WRITTEN PROBLEM: Write out each line exactly as given. Leave the pictures out of your copy.

DATASET CONTENT:
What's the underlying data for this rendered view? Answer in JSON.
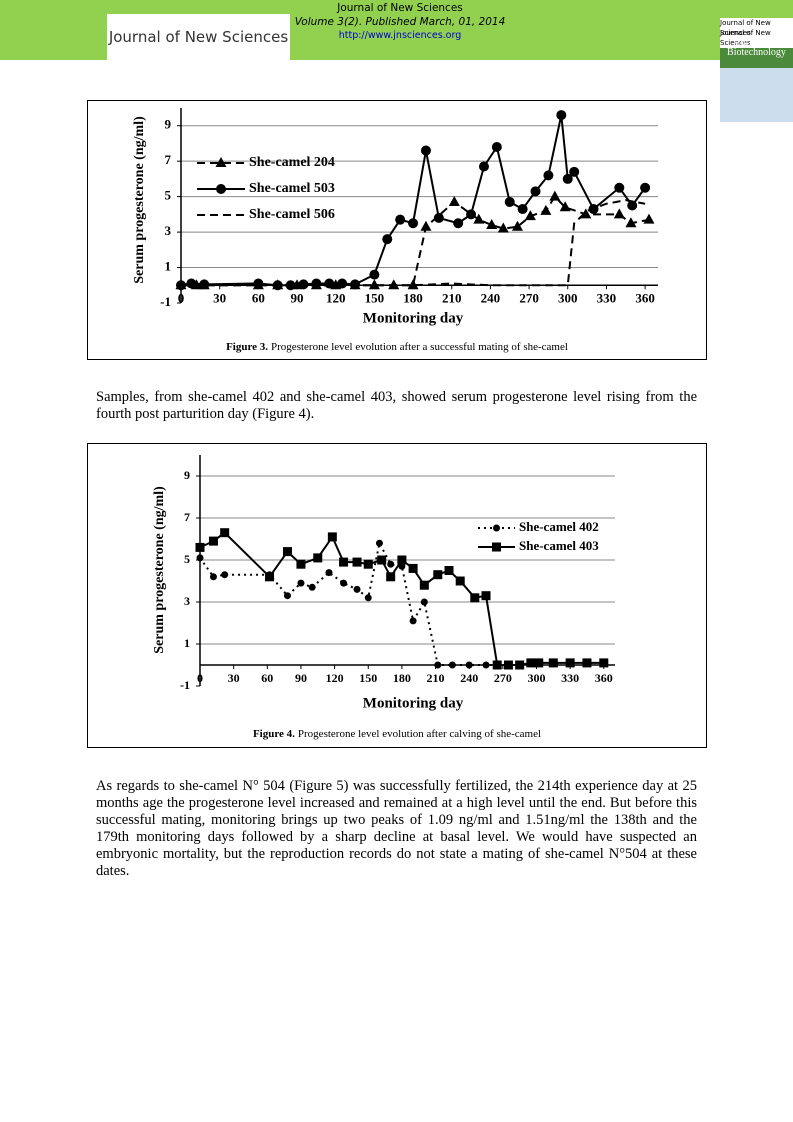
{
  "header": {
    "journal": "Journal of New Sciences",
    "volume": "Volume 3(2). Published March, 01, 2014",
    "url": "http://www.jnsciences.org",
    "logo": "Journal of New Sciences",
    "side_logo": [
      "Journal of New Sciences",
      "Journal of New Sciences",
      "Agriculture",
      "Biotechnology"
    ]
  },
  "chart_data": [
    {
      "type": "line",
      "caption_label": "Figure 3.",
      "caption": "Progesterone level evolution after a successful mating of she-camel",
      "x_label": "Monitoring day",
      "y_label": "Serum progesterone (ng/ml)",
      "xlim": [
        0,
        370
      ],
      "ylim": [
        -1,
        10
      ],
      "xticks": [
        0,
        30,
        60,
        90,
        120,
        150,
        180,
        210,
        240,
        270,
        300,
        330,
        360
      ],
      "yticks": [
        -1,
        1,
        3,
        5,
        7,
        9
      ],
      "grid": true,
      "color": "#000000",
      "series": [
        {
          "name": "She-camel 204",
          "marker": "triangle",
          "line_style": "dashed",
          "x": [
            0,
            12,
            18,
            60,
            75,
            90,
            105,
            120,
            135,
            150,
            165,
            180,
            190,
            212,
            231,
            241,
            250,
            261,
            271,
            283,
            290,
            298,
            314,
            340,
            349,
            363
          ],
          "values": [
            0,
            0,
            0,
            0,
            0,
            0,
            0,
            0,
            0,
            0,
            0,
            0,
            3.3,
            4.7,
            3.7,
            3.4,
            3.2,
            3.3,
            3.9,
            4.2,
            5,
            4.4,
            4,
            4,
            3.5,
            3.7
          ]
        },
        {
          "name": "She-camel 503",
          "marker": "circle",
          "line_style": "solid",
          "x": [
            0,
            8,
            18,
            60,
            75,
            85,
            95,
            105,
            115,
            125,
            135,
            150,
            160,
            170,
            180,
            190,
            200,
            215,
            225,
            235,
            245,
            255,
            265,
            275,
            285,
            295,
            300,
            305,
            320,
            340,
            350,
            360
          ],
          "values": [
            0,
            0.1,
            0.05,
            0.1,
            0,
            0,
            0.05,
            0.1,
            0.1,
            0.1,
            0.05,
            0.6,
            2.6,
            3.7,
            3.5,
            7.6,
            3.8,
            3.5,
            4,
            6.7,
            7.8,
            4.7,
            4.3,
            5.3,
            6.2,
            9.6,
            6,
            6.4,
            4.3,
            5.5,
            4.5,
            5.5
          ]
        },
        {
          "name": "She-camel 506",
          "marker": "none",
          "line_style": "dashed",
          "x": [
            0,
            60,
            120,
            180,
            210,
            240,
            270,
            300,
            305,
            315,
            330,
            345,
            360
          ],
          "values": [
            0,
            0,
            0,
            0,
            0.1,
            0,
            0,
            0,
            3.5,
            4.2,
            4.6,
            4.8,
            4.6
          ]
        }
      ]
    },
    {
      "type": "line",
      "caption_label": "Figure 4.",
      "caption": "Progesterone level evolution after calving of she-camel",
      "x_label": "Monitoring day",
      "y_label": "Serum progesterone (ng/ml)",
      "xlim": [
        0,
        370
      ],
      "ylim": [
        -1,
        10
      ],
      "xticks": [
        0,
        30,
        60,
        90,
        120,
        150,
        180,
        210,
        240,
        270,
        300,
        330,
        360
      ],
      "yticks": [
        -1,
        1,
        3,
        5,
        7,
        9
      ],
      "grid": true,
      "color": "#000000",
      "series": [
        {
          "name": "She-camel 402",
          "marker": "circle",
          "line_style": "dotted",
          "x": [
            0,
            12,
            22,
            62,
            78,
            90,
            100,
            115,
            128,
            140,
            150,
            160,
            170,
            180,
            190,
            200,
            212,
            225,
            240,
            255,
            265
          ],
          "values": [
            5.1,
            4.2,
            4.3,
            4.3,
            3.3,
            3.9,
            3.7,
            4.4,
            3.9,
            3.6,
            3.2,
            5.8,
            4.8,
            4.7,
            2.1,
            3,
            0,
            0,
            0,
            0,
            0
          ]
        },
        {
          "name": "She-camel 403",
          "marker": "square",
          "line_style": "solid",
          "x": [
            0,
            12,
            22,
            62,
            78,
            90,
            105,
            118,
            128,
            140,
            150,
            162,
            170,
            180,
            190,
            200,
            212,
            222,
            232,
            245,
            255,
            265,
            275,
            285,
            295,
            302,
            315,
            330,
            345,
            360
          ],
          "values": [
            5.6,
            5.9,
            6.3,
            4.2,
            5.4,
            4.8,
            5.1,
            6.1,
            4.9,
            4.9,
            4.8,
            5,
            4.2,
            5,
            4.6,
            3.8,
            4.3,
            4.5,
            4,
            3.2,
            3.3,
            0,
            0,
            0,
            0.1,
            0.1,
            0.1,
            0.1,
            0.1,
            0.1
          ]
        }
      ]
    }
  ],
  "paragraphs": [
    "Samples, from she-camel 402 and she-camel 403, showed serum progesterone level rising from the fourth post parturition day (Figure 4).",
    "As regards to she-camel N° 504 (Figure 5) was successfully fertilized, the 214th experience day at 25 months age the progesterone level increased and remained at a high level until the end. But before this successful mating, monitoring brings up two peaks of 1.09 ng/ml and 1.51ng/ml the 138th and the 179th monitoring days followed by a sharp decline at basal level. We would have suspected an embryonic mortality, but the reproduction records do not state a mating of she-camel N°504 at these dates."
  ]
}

CORRECT RESULT:
What's the underlying data for this rendered view? Answer in JSON.
{
  "header": {
    "journal": "Journal of New Sciences",
    "volume": "Volume 3(2). Published March, 01, 2014",
    "url": "http://www.jnsciences.org",
    "logo": "Journal of New Sciences",
    "side_logo": [
      "Journal of New Sciences",
      "Journal of New Sciences",
      "Agriculture",
      "Biotechnology"
    ]
  },
  "chart_data": [
    {
      "type": "line",
      "caption_label": "Figure 3.",
      "caption": "Progesterone level evolution after a successful mating of she-camel",
      "x_label": "Monitoring day",
      "y_label": "Serum progesterone (ng/ml)",
      "xlim": [
        0,
        370
      ],
      "ylim": [
        -1,
        10
      ],
      "xticks": [
        0,
        30,
        60,
        90,
        120,
        150,
        180,
        210,
        240,
        270,
        300,
        330,
        360
      ],
      "yticks": [
        -1,
        1,
        3,
        5,
        7,
        9
      ],
      "grid": true,
      "color": "#000000",
      "series": [
        {
          "name": "She-camel 204",
          "marker": "triangle",
          "line_style": "dashed",
          "x": [
            0,
            12,
            18,
            60,
            75,
            90,
            105,
            120,
            135,
            150,
            165,
            180,
            190,
            212,
            231,
            241,
            250,
            261,
            271,
            283,
            290,
            298,
            314,
            340,
            349,
            363
          ],
          "values": [
            0,
            0,
            0,
            0,
            0,
            0,
            0,
            0,
            0,
            0,
            0,
            0,
            3.3,
            4.7,
            3.7,
            3.4,
            3.2,
            3.3,
            3.9,
            4.2,
            5,
            4.4,
            4,
            4,
            3.5,
            3.7
          ]
        },
        {
          "name": "She-camel 503",
          "marker": "circle",
          "line_style": "solid",
          "x": [
            0,
            8,
            18,
            60,
            75,
            85,
            95,
            105,
            115,
            125,
            135,
            150,
            160,
            170,
            180,
            190,
            200,
            215,
            225,
            235,
            245,
            255,
            265,
            275,
            285,
            295,
            300,
            305,
            320,
            340,
            350,
            360
          ],
          "values": [
            0,
            0.1,
            0.05,
            0.1,
            0,
            0,
            0.05,
            0.1,
            0.1,
            0.1,
            0.05,
            0.6,
            2.6,
            3.7,
            3.5,
            7.6,
            3.8,
            3.5,
            4,
            6.7,
            7.8,
            4.7,
            4.3,
            5.3,
            6.2,
            9.6,
            6,
            6.4,
            4.3,
            5.5,
            4.5,
            5.5
          ]
        },
        {
          "name": "She-camel 506",
          "marker": "none",
          "line_style": "dashed",
          "x": [
            0,
            60,
            120,
            180,
            210,
            240,
            270,
            300,
            305,
            315,
            330,
            345,
            360
          ],
          "values": [
            0,
            0,
            0,
            0,
            0.1,
            0,
            0,
            0,
            3.5,
            4.2,
            4.6,
            4.8,
            4.6
          ]
        }
      ]
    },
    {
      "type": "line",
      "caption_label": "Figure 4.",
      "caption": "Progesterone level evolution after calving of she-camel",
      "x_label": "Monitoring day",
      "y_label": "Serum progesterone (ng/ml)",
      "xlim": [
        0,
        370
      ],
      "ylim": [
        -1,
        10
      ],
      "xticks": [
        0,
        30,
        60,
        90,
        120,
        150,
        180,
        210,
        240,
        270,
        300,
        330,
        360
      ],
      "yticks": [
        -1,
        1,
        3,
        5,
        7,
        9
      ],
      "grid": true,
      "color": "#000000",
      "series": [
        {
          "name": "She-camel 402",
          "marker": "circle",
          "line_style": "dotted",
          "x": [
            0,
            12,
            22,
            62,
            78,
            90,
            100,
            115,
            128,
            140,
            150,
            160,
            170,
            180,
            190,
            200,
            212,
            225,
            240,
            255,
            265
          ],
          "values": [
            5.1,
            4.2,
            4.3,
            4.3,
            3.3,
            3.9,
            3.7,
            4.4,
            3.9,
            3.6,
            3.2,
            5.8,
            4.8,
            4.7,
            2.1,
            3,
            0,
            0,
            0,
            0,
            0
          ]
        },
        {
          "name": "She-camel 403",
          "marker": "square",
          "line_style": "solid",
          "x": [
            0,
            12,
            22,
            62,
            78,
            90,
            105,
            118,
            128,
            140,
            150,
            162,
            170,
            180,
            190,
            200,
            212,
            222,
            232,
            245,
            255,
            265,
            275,
            285,
            295,
            302,
            315,
            330,
            345,
            360
          ],
          "values": [
            5.6,
            5.9,
            6.3,
            4.2,
            5.4,
            4.8,
            5.1,
            6.1,
            4.9,
            4.9,
            4.8,
            5,
            4.2,
            5,
            4.6,
            3.8,
            4.3,
            4.5,
            4,
            3.2,
            3.3,
            0,
            0,
            0,
            0.1,
            0.1,
            0.1,
            0.1,
            0.1,
            0.1
          ]
        }
      ]
    }
  ],
  "paragraphs": [
    "Samples, from she-camel 402 and she-camel 403, showed serum progesterone level rising from the fourth post parturition day (Figure 4).",
    "As regards to she-camel N° 504 (Figure 5) was successfully fertilized, the 214th experience day at 25 months age the progesterone level increased and remained at a high level until the end. But before this successful mating, monitoring brings up two peaks of 1.09 ng/ml and 1.51ng/ml the 138th and the 179th monitoring days followed by a sharp decline at basal level. We would have suspected an embryonic mortality, but the reproduction records do not state a mating of she-camel N°504 at these dates."
  ]
}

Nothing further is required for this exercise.